Set task >> Select every line containing the word "Permanent" from the material, and copy those lines.

Data in this exercise >>
-- START --
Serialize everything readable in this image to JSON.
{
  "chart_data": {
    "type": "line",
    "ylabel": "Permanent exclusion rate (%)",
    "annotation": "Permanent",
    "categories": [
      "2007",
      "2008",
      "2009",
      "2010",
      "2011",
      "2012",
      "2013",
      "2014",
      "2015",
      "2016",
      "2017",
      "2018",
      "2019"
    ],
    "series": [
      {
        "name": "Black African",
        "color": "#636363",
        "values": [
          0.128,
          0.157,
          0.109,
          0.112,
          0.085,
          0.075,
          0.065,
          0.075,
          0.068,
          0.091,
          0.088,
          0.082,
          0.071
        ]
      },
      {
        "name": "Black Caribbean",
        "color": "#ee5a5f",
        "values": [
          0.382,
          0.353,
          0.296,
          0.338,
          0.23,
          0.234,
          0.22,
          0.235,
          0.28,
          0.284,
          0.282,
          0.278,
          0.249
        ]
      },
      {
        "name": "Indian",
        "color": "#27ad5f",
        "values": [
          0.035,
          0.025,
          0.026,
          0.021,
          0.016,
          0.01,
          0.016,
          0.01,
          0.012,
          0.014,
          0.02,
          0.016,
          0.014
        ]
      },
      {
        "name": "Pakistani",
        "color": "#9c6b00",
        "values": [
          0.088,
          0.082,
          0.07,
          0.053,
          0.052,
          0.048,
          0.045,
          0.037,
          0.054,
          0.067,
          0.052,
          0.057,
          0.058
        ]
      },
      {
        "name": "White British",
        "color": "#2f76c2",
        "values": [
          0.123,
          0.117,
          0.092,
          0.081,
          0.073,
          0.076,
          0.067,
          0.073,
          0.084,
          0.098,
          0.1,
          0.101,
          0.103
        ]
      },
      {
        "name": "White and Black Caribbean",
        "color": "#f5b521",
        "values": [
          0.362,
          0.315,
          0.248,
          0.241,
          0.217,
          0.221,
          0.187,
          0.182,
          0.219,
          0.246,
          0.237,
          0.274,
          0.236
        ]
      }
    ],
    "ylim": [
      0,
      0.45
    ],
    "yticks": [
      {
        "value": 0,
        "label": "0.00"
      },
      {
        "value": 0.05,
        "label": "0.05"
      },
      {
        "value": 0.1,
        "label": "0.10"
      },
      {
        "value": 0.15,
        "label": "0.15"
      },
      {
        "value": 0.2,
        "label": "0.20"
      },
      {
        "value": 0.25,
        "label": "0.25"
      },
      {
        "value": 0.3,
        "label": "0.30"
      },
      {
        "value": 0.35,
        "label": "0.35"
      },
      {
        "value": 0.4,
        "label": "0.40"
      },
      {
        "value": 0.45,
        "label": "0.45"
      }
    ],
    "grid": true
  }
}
-- END --
Exercise output >>
    "ylabel": "Permanent exclusion rate (%)",
    "annotation": "Permanent",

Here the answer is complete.